Start of Recorded information

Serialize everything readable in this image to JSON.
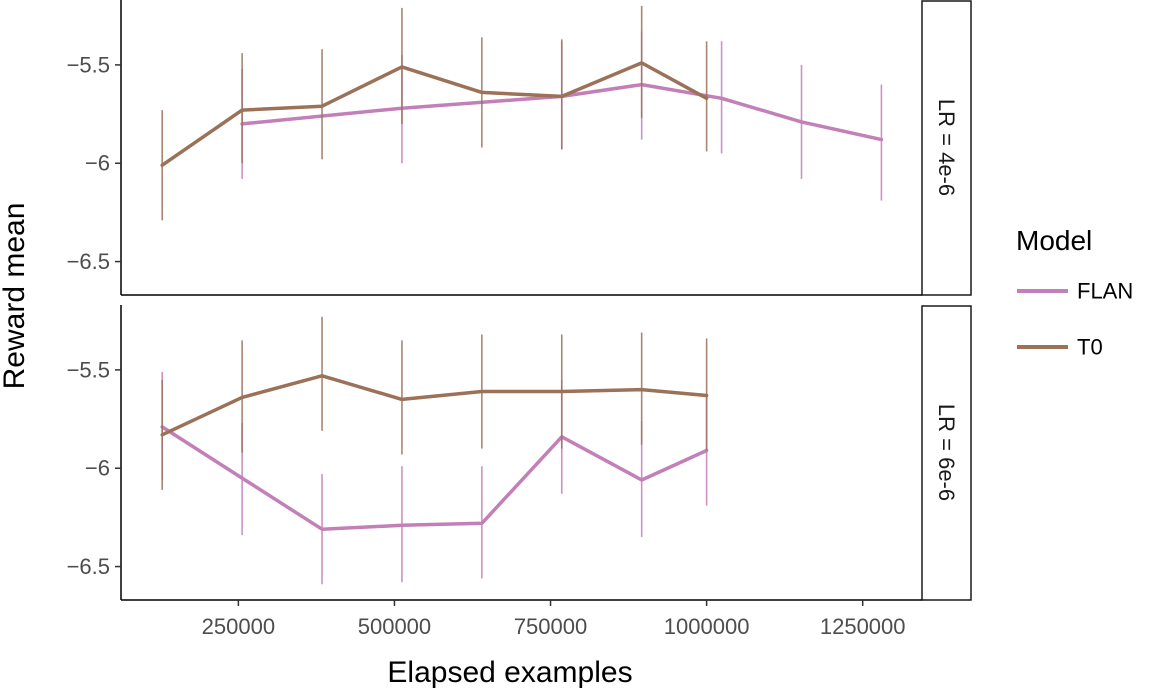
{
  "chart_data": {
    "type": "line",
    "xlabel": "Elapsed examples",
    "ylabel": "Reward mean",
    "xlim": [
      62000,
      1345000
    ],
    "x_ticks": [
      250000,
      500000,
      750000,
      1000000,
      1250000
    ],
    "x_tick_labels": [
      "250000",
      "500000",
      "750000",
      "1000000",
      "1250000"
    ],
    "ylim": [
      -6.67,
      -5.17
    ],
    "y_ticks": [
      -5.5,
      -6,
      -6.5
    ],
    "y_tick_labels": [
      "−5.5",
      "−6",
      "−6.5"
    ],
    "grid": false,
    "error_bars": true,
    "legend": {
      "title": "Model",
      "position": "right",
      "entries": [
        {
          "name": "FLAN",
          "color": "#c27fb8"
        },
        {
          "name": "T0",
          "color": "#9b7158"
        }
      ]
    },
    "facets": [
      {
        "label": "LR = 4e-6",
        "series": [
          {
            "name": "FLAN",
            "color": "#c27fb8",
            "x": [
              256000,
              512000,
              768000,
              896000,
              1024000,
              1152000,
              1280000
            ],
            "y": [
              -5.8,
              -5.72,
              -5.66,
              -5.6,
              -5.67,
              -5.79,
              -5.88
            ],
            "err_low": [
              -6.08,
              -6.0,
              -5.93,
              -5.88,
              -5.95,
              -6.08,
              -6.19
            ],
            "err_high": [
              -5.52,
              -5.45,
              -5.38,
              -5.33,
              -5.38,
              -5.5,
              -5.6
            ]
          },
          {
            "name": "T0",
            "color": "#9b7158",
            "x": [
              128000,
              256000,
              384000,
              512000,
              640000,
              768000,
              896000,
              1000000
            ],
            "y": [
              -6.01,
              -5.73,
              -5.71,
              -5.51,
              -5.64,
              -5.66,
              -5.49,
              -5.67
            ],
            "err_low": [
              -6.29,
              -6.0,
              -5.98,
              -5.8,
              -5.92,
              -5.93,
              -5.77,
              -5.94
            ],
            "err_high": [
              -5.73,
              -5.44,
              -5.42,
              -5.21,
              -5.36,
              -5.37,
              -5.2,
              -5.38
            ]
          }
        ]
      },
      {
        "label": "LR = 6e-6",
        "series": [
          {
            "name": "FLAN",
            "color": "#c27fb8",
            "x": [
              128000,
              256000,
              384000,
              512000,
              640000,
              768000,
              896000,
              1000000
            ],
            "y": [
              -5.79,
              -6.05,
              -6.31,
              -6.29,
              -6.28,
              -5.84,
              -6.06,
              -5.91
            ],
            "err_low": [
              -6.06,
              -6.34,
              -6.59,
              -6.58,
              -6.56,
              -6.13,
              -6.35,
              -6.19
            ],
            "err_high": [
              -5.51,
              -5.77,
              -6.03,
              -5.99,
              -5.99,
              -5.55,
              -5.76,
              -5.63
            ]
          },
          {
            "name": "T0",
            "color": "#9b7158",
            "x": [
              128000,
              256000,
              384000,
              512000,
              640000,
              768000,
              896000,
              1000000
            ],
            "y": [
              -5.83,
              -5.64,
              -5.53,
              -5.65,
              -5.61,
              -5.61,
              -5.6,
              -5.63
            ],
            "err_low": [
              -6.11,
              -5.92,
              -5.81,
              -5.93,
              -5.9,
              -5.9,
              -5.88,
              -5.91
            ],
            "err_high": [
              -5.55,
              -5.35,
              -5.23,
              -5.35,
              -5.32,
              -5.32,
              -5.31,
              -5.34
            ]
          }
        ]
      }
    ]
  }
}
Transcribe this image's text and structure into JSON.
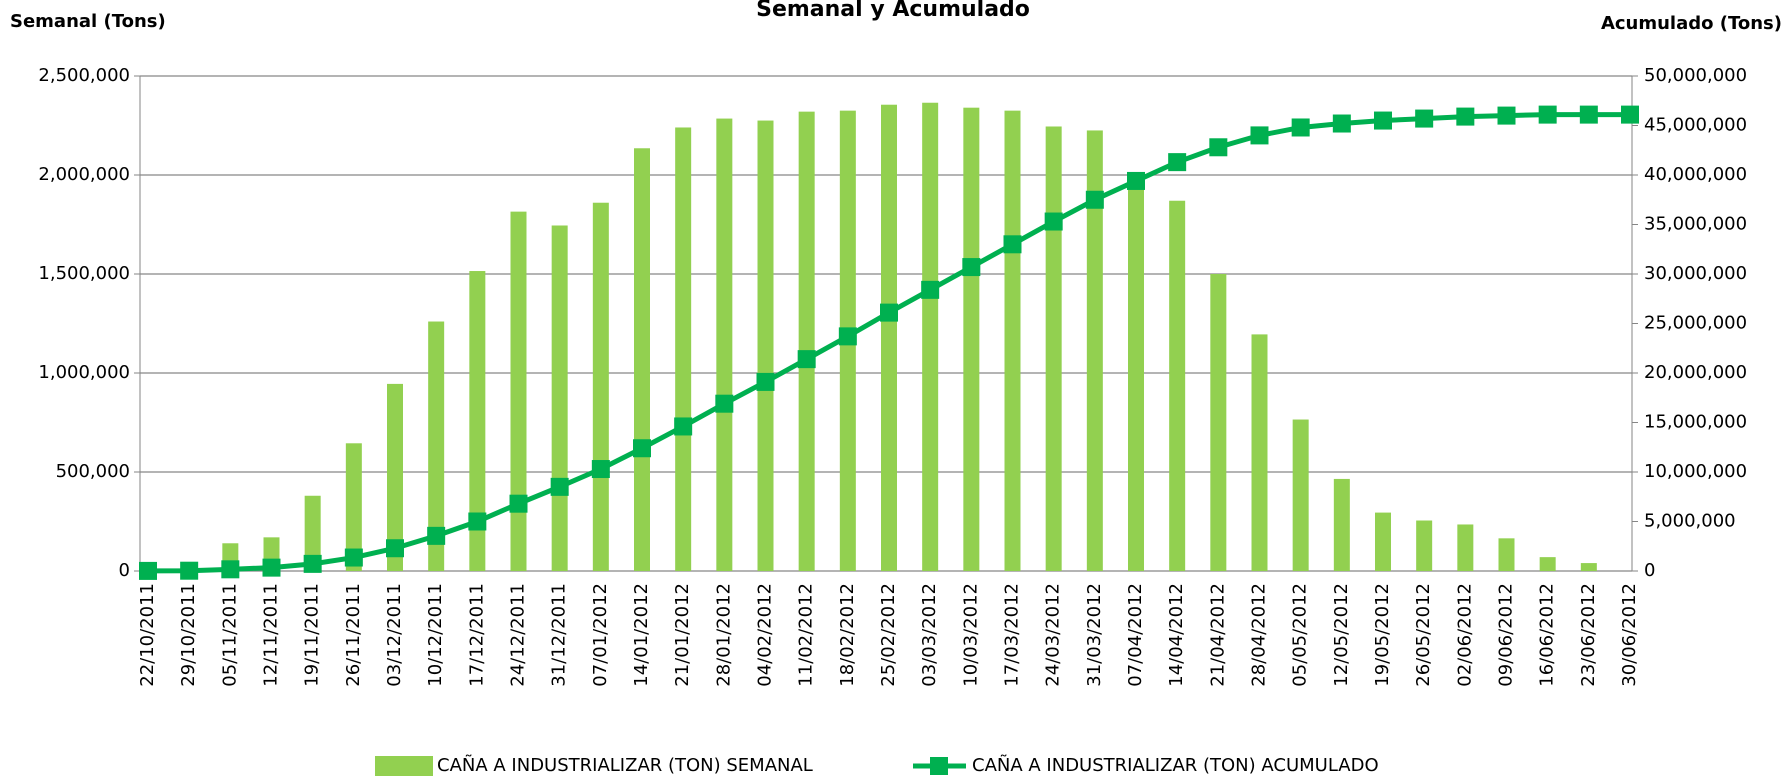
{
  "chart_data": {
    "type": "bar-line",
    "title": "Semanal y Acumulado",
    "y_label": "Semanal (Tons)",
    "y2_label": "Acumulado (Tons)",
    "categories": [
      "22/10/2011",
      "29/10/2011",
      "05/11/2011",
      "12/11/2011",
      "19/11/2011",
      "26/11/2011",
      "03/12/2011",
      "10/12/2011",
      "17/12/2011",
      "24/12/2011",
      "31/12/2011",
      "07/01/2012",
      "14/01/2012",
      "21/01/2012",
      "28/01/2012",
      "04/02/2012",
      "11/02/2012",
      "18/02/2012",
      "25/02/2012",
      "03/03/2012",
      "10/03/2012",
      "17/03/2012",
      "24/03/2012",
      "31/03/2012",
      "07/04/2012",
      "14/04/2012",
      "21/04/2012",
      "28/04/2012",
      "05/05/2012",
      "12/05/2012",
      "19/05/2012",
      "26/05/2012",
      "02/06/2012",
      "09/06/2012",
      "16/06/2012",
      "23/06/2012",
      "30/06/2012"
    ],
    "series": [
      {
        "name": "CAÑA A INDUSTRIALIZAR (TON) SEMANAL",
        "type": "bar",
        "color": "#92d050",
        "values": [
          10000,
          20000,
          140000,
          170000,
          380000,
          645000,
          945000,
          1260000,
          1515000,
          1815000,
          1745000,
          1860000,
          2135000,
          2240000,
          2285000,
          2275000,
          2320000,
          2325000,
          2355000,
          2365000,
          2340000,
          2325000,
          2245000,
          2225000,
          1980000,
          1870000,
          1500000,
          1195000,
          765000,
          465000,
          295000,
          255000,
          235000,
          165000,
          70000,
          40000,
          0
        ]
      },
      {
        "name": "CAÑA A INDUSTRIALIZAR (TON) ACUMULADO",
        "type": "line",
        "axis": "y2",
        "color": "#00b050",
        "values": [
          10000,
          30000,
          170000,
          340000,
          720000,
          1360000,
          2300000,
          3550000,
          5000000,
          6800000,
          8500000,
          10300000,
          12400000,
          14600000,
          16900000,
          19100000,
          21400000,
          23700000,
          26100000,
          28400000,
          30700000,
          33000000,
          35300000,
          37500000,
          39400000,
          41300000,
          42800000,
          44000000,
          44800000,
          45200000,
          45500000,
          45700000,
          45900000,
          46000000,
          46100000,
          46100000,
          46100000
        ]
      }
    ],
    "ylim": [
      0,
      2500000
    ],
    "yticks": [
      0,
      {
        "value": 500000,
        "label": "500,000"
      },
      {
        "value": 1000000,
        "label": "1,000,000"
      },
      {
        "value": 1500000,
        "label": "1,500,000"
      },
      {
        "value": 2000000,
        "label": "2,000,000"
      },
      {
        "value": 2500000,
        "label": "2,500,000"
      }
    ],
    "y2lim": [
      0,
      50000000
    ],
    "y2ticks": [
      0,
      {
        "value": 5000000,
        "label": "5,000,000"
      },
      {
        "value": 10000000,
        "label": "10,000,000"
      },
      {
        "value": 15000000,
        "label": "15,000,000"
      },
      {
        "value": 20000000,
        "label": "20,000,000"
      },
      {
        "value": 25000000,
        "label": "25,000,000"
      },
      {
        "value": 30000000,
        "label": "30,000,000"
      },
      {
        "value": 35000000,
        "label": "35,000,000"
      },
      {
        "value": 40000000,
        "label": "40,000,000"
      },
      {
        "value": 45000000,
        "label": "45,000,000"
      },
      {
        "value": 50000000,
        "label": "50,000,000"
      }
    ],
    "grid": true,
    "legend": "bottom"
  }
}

End of Recorded information

● **Task requirements**:
Without the pictures, output the full listing exactly as it stands.

● **Final answer**:
Serialize everything readable in this image to JSON.
{
  "chart_data": {
    "type": "line",
    "xlabel": "Elapsed examples",
    "ylabel": "Reward mean",
    "xlim": [
      62000,
      1345000
    ],
    "x_ticks": [
      250000,
      500000,
      750000,
      1000000,
      1250000
    ],
    "x_tick_labels": [
      "250000",
      "500000",
      "750000",
      "1000000",
      "1250000"
    ],
    "ylim": [
      -6.67,
      -5.17
    ],
    "y_ticks": [
      -5.5,
      -6,
      -6.5
    ],
    "y_tick_labels": [
      "−5.5",
      "−6",
      "−6.5"
    ],
    "grid": false,
    "error_bars": true,
    "legend": {
      "title": "Model",
      "position": "right",
      "entries": [
        {
          "name": "FLAN",
          "color": "#c27fb8"
        },
        {
          "name": "T0",
          "color": "#9b7158"
        }
      ]
    },
    "facets": [
      {
        "label": "LR = 4e-6",
        "series": [
          {
            "name": "FLAN",
            "color": "#c27fb8",
            "x": [
              256000,
              512000,
              768000,
              896000,
              1024000,
              1152000,
              1280000
            ],
            "y": [
              -5.8,
              -5.72,
              -5.66,
              -5.6,
              -5.67,
              -5.79,
              -5.88
            ],
            "err_low": [
              -6.08,
              -6.0,
              -5.93,
              -5.88,
              -5.95,
              -6.08,
              -6.19
            ],
            "err_high": [
              -5.52,
              -5.45,
              -5.38,
              -5.33,
              -5.38,
              -5.5,
              -5.6
            ]
          },
          {
            "name": "T0",
            "color": "#9b7158",
            "x": [
              128000,
              256000,
              384000,
              512000,
              640000,
              768000,
              896000,
              1000000
            ],
            "y": [
              -6.01,
              -5.73,
              -5.71,
              -5.51,
              -5.64,
              -5.66,
              -5.49,
              -5.67
            ],
            "err_low": [
              -6.29,
              -6.0,
              -5.98,
              -5.8,
              -5.92,
              -5.93,
              -5.77,
              -5.94
            ],
            "err_high": [
              -5.73,
              -5.44,
              -5.42,
              -5.21,
              -5.36,
              -5.37,
              -5.2,
              -5.38
            ]
          }
        ]
      },
      {
        "label": "LR = 6e-6",
        "series": [
          {
            "name": "FLAN",
            "color": "#c27fb8",
            "x": [
              128000,
              256000,
              384000,
              512000,
              640000,
              768000,
              896000,
              1000000
            ],
            "y": [
              -5.79,
              -6.05,
              -6.31,
              -6.29,
              -6.28,
              -5.84,
              -6.06,
              -5.91
            ],
            "err_low": [
              -6.06,
              -6.34,
              -6.59,
              -6.58,
              -6.56,
              -6.13,
              -6.35,
              -6.19
            ],
            "err_high": [
              -5.51,
              -5.77,
              -6.03,
              -5.99,
              -5.99,
              -5.55,
              -5.76,
              -5.63
            ]
          },
          {
            "name": "T0",
            "color": "#9b7158",
            "x": [
              128000,
              256000,
              384000,
              512000,
              640000,
              768000,
              896000,
              1000000
            ],
            "y": [
              -5.83,
              -5.64,
              -5.53,
              -5.65,
              -5.61,
              -5.61,
              -5.6,
              -5.63
            ],
            "err_low": [
              -6.11,
              -5.92,
              -5.81,
              -5.93,
              -5.9,
              -5.9,
              -5.88,
              -5.91
            ],
            "err_high": [
              -5.55,
              -5.35,
              -5.23,
              -5.35,
              -5.32,
              -5.32,
              -5.31,
              -5.34
            ]
          }
        ]
      }
    ]
  }
}
Transcribe this image's text and structure into JSON.
{
  "chart_data": {
    "type": "bar-line",
    "title": "Semanal y Acumulado",
    "y_label": "Semanal (Tons)",
    "y2_label": "Acumulado (Tons)",
    "categories": [
      "22/10/2011",
      "29/10/2011",
      "05/11/2011",
      "12/11/2011",
      "19/11/2011",
      "26/11/2011",
      "03/12/2011",
      "10/12/2011",
      "17/12/2011",
      "24/12/2011",
      "31/12/2011",
      "07/01/2012",
      "14/01/2012",
      "21/01/2012",
      "28/01/2012",
      "04/02/2012",
      "11/02/2012",
      "18/02/2012",
      "25/02/2012",
      "03/03/2012",
      "10/03/2012",
      "17/03/2012",
      "24/03/2012",
      "31/03/2012",
      "07/04/2012",
      "14/04/2012",
      "21/04/2012",
      "28/04/2012",
      "05/05/2012",
      "12/05/2012",
      "19/05/2012",
      "26/05/2012",
      "02/06/2012",
      "09/06/2012",
      "16/06/2012",
      "23/06/2012",
      "30/06/2012"
    ],
    "series": [
      {
        "name": "CAÑA A INDUSTRIALIZAR (TON) SEMANAL",
        "type": "bar",
        "color": "#92d050",
        "values": [
          10000,
          20000,
          140000,
          170000,
          380000,
          645000,
          945000,
          1260000,
          1515000,
          1815000,
          1745000,
          1860000,
          2135000,
          2240000,
          2285000,
          2275000,
          2320000,
          2325000,
          2355000,
          2365000,
          2340000,
          2325000,
          2245000,
          2225000,
          1980000,
          1870000,
          1500000,
          1195000,
          765000,
          465000,
          295000,
          255000,
          235000,
          165000,
          70000,
          40000,
          0
        ]
      },
      {
        "name": "CAÑA A INDUSTRIALIZAR (TON) ACUMULADO",
        "type": "line",
        "axis": "y2",
        "color": "#00b050",
        "values": [
          10000,
          30000,
          170000,
          340000,
          720000,
          1360000,
          2300000,
          3550000,
          5000000,
          6800000,
          8500000,
          10300000,
          12400000,
          14600000,
          16900000,
          19100000,
          21400000,
          23700000,
          26100000,
          28400000,
          30700000,
          33000000,
          35300000,
          37500000,
          39400000,
          41300000,
          42800000,
          44000000,
          44800000,
          45200000,
          45500000,
          45700000,
          45900000,
          46000000,
          46100000,
          46100000,
          46100000
        ]
      }
    ],
    "ylim": [
      0,
      2500000
    ],
    "yticks": [
      0,
      {
        "value": 500000,
        "label": "500,000"
      },
      {
        "value": 1000000,
        "label": "1,000,000"
      },
      {
        "value": 1500000,
        "label": "1,500,000"
      },
      {
        "value": 2000000,
        "label": "2,000,000"
      },
      {
        "value": 2500000,
        "label": "2,500,000"
      }
    ],
    "y2lim": [
      0,
      50000000
    ],
    "y2ticks": [
      0,
      {
        "value": 5000000,
        "label": "5,000,000"
      },
      {
        "value": 10000000,
        "label": "10,000,000"
      },
      {
        "value": 15000000,
        "label": "15,000,000"
      },
      {
        "value": 20000000,
        "label": "20,000,000"
      },
      {
        "value": 25000000,
        "label": "25,000,000"
      },
      {
        "value": 30000000,
        "label": "30,000,000"
      },
      {
        "value": 35000000,
        "label": "35,000,000"
      },
      {
        "value": 40000000,
        "label": "40,000,000"
      },
      {
        "value": 45000000,
        "label": "45,000,000"
      },
      {
        "value": 50000000,
        "label": "50,000,000"
      }
    ],
    "grid": true,
    "legend": "bottom"
  }
}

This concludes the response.